* _BRIEF_
From the listing below, extract each line containing the string "into".

[Dataset records]
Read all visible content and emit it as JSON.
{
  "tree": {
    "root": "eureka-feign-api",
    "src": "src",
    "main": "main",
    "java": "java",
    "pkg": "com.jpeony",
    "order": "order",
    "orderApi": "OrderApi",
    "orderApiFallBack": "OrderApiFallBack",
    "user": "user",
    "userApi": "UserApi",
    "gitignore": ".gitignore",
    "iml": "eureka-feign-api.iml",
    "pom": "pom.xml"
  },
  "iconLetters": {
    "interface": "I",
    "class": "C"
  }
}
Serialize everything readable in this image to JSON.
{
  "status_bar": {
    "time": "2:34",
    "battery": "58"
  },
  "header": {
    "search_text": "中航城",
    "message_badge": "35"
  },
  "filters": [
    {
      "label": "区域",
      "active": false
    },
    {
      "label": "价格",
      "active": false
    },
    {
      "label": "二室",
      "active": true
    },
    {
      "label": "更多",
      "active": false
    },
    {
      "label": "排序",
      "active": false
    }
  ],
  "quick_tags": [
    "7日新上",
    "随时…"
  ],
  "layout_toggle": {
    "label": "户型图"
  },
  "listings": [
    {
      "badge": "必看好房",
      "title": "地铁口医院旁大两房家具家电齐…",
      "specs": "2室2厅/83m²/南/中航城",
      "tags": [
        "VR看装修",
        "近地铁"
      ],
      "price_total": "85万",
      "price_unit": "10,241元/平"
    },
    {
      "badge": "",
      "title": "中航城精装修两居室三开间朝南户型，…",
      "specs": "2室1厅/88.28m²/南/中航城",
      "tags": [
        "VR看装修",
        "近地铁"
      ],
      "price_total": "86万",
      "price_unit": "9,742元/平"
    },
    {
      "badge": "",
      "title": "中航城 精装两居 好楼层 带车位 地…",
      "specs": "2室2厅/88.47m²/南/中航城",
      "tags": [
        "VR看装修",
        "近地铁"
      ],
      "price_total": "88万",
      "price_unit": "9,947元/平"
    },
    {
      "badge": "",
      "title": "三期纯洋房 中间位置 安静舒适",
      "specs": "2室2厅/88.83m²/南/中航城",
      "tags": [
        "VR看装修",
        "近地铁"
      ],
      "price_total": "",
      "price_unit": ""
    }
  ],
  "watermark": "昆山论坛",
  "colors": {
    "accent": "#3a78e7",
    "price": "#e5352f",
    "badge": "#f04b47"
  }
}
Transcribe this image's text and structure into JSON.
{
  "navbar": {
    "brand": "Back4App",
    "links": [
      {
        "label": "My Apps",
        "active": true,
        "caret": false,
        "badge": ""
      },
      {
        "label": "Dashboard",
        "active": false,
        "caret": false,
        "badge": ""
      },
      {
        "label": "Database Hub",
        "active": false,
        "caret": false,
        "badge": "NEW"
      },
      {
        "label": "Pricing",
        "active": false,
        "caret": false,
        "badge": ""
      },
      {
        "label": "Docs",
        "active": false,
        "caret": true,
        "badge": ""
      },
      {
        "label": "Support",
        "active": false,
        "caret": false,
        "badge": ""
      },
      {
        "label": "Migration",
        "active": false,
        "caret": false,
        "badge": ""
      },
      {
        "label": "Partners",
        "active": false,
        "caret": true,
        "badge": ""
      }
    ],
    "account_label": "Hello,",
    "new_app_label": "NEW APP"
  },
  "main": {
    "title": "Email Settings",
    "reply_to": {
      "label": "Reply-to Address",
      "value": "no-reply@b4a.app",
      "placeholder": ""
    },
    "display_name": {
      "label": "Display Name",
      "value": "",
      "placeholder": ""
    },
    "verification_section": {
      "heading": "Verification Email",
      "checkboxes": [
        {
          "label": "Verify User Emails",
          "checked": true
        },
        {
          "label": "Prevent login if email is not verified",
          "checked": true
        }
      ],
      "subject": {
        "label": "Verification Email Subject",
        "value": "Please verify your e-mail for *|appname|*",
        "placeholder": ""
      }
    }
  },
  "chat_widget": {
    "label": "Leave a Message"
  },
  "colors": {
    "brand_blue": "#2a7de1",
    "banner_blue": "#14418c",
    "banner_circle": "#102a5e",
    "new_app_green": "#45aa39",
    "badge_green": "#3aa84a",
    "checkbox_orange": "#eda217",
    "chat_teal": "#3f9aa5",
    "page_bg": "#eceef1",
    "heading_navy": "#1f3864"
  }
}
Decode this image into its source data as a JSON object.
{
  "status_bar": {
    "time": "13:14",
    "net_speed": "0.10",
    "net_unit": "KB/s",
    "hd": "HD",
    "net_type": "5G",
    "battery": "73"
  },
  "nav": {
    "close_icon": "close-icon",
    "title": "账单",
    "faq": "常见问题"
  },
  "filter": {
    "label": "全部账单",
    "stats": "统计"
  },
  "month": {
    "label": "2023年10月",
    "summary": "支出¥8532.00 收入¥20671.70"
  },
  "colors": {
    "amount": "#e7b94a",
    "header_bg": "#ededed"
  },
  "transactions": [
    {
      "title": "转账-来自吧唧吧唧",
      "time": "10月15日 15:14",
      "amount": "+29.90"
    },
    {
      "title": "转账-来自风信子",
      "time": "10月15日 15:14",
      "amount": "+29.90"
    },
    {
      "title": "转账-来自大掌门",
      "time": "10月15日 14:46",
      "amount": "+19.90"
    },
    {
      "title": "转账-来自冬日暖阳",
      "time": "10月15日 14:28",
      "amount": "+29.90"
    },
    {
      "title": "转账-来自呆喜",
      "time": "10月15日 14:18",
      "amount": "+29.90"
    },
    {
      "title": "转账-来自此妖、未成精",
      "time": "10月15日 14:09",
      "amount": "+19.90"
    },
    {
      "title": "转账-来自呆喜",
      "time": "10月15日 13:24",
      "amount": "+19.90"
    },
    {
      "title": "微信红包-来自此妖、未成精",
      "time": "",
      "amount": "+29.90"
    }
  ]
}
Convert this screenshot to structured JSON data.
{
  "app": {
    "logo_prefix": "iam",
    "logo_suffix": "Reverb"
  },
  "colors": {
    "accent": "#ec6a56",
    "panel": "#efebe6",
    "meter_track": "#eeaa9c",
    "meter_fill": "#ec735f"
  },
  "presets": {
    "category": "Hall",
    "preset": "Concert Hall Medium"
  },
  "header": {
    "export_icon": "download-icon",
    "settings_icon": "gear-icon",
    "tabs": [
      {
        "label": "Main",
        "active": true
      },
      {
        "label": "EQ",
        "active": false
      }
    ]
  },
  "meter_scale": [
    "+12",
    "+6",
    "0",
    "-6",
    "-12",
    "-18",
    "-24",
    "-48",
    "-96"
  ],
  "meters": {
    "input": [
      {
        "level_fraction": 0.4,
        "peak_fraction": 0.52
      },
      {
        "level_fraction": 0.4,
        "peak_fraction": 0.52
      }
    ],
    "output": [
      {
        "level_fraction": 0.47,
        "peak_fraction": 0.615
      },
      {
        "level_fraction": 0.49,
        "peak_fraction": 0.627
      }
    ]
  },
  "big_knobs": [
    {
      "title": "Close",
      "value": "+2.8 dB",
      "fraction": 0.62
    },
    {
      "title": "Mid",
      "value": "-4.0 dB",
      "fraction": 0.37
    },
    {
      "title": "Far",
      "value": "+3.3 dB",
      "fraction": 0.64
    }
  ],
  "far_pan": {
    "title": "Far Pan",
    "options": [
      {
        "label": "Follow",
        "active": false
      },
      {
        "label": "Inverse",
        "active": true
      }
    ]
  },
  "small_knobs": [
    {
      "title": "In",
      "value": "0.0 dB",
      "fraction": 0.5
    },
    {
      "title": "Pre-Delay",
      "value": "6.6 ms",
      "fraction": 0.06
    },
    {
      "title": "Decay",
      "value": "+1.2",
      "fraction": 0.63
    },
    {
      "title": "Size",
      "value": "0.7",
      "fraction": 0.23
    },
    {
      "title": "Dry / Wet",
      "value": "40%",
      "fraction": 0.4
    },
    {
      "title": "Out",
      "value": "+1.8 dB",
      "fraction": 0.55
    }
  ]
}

* _FULL OUTPUT_
Transcribe this image's text and structure into JSON.
Decode this image into its source data as a JSON object.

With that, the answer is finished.